■ **Goal of the exercise**:
Reproduce every line in the listing that contains the word "Corona".
* * * * * * * * *
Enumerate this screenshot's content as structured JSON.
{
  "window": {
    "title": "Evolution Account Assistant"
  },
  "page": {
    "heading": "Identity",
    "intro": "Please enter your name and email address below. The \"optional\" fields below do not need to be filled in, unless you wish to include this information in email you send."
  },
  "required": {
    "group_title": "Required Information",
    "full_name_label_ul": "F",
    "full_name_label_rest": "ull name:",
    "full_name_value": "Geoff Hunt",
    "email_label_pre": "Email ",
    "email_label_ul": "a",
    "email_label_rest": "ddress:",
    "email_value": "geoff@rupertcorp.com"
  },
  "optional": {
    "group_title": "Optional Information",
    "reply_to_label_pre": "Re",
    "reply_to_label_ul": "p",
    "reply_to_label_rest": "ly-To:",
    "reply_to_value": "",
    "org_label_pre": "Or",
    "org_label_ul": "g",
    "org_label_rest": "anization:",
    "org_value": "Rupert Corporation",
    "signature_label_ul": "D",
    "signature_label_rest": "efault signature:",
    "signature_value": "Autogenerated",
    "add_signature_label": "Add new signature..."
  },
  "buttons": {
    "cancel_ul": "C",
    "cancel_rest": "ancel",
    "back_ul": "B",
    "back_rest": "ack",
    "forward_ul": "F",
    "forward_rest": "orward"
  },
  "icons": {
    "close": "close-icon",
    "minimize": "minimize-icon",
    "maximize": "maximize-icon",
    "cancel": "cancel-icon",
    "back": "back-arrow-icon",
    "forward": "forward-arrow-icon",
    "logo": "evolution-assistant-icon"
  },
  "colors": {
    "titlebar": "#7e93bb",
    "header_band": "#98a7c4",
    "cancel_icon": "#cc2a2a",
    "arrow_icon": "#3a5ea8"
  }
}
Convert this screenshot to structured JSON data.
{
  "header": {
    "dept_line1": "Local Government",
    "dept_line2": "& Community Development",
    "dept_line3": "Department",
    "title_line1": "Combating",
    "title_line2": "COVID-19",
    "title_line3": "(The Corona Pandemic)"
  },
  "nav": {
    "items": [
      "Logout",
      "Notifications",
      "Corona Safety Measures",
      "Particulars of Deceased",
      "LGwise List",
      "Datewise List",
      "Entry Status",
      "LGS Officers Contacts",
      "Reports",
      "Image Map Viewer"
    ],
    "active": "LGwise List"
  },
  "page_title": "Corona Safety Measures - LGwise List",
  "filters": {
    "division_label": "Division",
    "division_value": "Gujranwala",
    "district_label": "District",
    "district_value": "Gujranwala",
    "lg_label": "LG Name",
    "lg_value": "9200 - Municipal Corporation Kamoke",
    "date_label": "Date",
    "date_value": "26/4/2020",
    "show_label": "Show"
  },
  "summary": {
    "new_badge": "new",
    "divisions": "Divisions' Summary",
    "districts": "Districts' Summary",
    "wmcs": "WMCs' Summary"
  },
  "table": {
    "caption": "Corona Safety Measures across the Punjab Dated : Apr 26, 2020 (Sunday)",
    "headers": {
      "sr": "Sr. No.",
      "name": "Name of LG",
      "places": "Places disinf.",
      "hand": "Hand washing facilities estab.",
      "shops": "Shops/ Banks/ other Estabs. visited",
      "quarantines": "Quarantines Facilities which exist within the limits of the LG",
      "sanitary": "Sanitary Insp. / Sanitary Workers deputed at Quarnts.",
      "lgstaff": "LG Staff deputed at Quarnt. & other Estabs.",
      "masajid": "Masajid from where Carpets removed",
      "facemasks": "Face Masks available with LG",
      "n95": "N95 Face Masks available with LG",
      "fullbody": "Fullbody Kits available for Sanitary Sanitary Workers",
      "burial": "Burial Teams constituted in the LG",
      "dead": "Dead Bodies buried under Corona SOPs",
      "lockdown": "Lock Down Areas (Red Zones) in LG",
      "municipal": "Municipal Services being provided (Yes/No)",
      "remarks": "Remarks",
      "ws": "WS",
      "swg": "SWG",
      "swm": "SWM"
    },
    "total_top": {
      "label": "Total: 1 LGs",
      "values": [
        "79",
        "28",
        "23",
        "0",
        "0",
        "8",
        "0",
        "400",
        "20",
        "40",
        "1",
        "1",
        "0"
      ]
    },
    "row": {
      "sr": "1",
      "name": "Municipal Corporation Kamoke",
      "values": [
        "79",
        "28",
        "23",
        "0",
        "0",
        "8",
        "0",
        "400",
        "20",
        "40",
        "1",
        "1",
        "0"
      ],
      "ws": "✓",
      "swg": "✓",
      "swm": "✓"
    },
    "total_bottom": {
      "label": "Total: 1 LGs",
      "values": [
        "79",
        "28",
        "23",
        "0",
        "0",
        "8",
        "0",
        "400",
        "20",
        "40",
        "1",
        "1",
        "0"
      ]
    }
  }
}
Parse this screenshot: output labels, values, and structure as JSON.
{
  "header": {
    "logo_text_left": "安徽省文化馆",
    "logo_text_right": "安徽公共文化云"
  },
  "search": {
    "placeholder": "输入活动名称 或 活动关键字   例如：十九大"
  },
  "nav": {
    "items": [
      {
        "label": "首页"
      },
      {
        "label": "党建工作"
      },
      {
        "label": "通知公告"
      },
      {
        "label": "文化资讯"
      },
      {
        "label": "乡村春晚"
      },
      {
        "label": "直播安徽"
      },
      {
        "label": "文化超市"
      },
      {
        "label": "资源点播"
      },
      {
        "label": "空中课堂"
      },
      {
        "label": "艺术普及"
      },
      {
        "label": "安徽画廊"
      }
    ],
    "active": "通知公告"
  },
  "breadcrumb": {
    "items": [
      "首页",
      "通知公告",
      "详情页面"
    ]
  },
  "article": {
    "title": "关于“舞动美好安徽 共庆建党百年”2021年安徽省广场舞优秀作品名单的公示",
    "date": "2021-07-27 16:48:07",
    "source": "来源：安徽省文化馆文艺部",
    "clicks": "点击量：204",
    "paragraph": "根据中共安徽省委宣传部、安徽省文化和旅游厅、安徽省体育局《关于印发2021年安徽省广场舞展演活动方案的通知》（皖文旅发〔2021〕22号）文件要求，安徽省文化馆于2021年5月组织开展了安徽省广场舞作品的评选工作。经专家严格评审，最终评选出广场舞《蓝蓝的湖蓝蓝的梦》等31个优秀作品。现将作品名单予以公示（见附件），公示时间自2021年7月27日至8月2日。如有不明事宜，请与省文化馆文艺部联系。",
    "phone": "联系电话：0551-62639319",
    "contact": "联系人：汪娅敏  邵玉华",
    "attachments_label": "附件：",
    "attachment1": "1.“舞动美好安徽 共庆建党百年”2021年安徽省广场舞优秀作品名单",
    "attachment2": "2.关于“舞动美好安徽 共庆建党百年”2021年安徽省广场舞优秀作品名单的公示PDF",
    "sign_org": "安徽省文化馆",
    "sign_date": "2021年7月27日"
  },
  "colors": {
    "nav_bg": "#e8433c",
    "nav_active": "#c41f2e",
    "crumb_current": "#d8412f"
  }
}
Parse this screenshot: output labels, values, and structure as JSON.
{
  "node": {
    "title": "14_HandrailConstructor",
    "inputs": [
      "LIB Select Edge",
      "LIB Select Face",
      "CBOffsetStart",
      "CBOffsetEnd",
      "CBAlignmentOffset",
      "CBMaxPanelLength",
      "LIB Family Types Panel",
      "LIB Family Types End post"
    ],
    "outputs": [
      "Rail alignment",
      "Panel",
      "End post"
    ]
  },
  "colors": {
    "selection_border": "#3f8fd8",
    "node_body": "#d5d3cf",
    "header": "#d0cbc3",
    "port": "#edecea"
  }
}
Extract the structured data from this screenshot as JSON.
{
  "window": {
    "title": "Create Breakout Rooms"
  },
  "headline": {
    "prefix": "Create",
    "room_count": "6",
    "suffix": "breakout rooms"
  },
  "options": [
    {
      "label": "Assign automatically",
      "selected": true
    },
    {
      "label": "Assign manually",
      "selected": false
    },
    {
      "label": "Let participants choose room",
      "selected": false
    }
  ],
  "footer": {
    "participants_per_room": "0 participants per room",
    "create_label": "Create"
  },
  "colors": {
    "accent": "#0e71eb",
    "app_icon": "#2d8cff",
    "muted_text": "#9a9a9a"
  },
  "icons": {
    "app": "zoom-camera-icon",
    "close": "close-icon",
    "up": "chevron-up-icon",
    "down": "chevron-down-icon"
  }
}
* * * * * * * * *
■ **Exercise solution**:
    "title_line3": "(The Corona Pandemic)"
      "Corona Safety Measures",
  "page_title": "Corona Safety Measures - LGwise List",
    "caption": "Corona Safety Measures across the Punjab Dated : Apr 26, 2020 (Sunday)",
      "dead": "Dead Bodies buried under Corona SOPs",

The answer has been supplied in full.